SHORT PROBLEM = Return every line of the records below verbatim, without the pictures.

----------

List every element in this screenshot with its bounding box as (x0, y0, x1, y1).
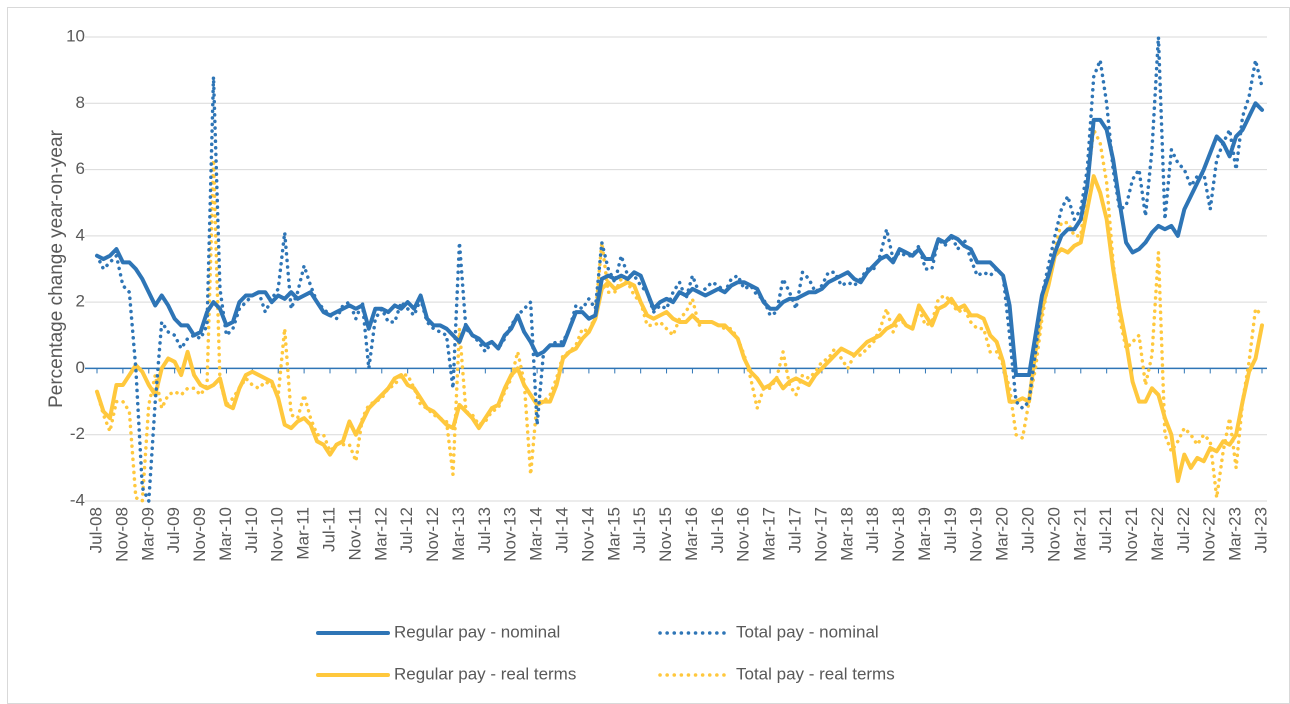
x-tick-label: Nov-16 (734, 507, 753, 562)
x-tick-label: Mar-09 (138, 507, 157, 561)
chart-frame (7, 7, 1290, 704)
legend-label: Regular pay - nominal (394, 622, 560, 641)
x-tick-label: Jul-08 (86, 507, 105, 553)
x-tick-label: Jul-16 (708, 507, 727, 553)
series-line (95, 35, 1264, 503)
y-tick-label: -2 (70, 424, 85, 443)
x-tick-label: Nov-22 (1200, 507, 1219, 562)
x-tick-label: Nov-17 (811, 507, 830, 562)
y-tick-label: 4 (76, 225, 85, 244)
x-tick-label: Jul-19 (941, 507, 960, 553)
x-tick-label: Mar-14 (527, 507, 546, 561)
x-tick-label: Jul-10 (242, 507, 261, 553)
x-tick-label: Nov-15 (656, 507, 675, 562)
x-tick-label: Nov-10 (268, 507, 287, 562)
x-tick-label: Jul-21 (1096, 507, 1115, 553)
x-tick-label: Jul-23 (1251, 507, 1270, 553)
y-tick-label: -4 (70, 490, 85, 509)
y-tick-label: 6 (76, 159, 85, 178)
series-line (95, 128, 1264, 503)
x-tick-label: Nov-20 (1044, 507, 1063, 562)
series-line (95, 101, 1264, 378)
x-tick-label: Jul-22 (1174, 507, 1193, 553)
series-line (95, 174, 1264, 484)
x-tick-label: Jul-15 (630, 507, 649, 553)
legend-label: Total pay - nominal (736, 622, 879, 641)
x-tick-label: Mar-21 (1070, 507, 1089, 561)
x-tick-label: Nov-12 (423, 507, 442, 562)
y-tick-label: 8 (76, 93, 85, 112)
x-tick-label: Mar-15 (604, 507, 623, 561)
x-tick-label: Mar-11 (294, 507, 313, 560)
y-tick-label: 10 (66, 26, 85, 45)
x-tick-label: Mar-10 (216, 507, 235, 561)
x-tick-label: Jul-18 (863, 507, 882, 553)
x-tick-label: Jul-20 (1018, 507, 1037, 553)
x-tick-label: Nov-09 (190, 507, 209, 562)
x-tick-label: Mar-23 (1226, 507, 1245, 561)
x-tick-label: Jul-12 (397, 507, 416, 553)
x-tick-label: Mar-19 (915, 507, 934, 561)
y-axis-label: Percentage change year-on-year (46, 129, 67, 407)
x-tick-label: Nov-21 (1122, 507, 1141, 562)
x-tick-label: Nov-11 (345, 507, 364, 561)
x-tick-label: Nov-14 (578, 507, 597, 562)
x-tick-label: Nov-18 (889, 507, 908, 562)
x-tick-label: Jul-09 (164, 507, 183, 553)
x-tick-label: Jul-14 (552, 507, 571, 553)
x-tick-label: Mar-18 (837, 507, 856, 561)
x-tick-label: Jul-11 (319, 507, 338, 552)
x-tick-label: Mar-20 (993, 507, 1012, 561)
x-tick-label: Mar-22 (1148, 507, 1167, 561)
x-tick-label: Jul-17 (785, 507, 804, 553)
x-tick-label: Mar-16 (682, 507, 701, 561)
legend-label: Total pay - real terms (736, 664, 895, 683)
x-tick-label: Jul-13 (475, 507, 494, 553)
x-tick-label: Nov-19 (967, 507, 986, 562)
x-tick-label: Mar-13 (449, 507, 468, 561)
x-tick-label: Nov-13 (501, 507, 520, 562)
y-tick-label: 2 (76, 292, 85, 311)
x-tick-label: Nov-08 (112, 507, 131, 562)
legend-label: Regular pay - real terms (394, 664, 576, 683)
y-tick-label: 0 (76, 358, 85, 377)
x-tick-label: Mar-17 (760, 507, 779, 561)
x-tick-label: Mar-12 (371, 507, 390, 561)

----------

WRITTEN RESPONSE =
List every element in this screenshot with its bounding box as (x0, y0, x1, y1).
x-tick-label: Nov-16 (734, 507, 753, 562)
x-tick-label: Mar-09 (138, 507, 157, 561)
chart-frame (7, 7, 1290, 704)
legend-label: Regular pay - nominal (394, 622, 560, 641)
x-tick-label: Jul-08 (86, 507, 105, 553)
x-tick-label: Jul-16 (708, 507, 727, 553)
series-line (95, 35, 1264, 503)
y-tick-label: -2 (70, 424, 85, 443)
x-tick-label: Nov-22 (1200, 507, 1219, 562)
x-tick-label: Nov-17 (811, 507, 830, 562)
y-tick-label: 4 (76, 225, 85, 244)
x-tick-label: Jul-19 (941, 507, 960, 553)
x-tick-label: Mar-14 (527, 507, 546, 561)
x-tick-label: Jul-10 (242, 507, 261, 553)
x-tick-label: Nov-15 (656, 507, 675, 562)
x-tick-label: Nov-10 (268, 507, 287, 562)
x-tick-label: Jul-21 (1096, 507, 1115, 553)
x-tick-label: Jul-23 (1251, 507, 1270, 553)
y-tick-label: -4 (70, 490, 85, 509)
y-tick-label: 6 (76, 159, 85, 178)
series-line (95, 128, 1264, 503)
x-tick-label: Nov-20 (1044, 507, 1063, 562)
series-line (95, 101, 1264, 378)
x-tick-label: Jul-22 (1174, 507, 1193, 553)
series-line (95, 174, 1264, 484)
x-tick-label: Jul-15 (630, 507, 649, 553)
legend-label: Total pay - nominal (736, 622, 879, 641)
x-tick-label: Mar-21 (1070, 507, 1089, 561)
x-tick-label: Nov-12 (423, 507, 442, 562)
y-tick-label: 8 (76, 93, 85, 112)
x-tick-label: Mar-15 (604, 507, 623, 561)
x-tick-label: Mar-11 (294, 507, 313, 560)
y-tick-label: 10 (66, 26, 85, 45)
x-tick-label: Mar-10 (216, 507, 235, 561)
x-tick-label: Jul-18 (863, 507, 882, 553)
x-tick-label: Jul-20 (1018, 507, 1037, 553)
x-tick-label: Nov-09 (190, 507, 209, 562)
x-tick-label: Mar-23 (1226, 507, 1245, 561)
x-tick-label: Jul-12 (397, 507, 416, 553)
x-tick-label: Mar-19 (915, 507, 934, 561)
y-axis-label: Percentage change year-on-year (46, 129, 67, 407)
x-tick-label: Nov-21 (1122, 507, 1141, 562)
x-tick-label: Nov-11 (345, 507, 364, 561)
x-tick-label: Nov-14 (578, 507, 597, 562)
x-tick-label: Nov-18 (889, 507, 908, 562)
x-tick-label: Jul-09 (164, 507, 183, 553)
x-tick-label: Jul-14 (552, 507, 571, 553)
x-tick-label: Mar-18 (837, 507, 856, 561)
x-tick-label: Jul-11 (319, 507, 338, 552)
x-tick-label: Mar-20 (993, 507, 1012, 561)
x-tick-label: Mar-22 (1148, 507, 1167, 561)
x-tick-label: Jul-17 (785, 507, 804, 553)
x-tick-label: Mar-16 (682, 507, 701, 561)
legend-label: Total pay - real terms (736, 664, 895, 683)
x-tick-label: Jul-13 (475, 507, 494, 553)
x-tick-label: Nov-19 (967, 507, 986, 562)
x-tick-label: Mar-13 (449, 507, 468, 561)
x-tick-label: Nov-13 (501, 507, 520, 562)
y-tick-label: 2 (76, 292, 85, 311)
x-tick-label: Nov-08 (112, 507, 131, 562)
legend-label: Regular pay - real terms (394, 664, 576, 683)
y-tick-label: 0 (76, 358, 85, 377)
x-tick-label: Mar-17 (760, 507, 779, 561)
x-tick-label: Mar-12 (371, 507, 390, 561)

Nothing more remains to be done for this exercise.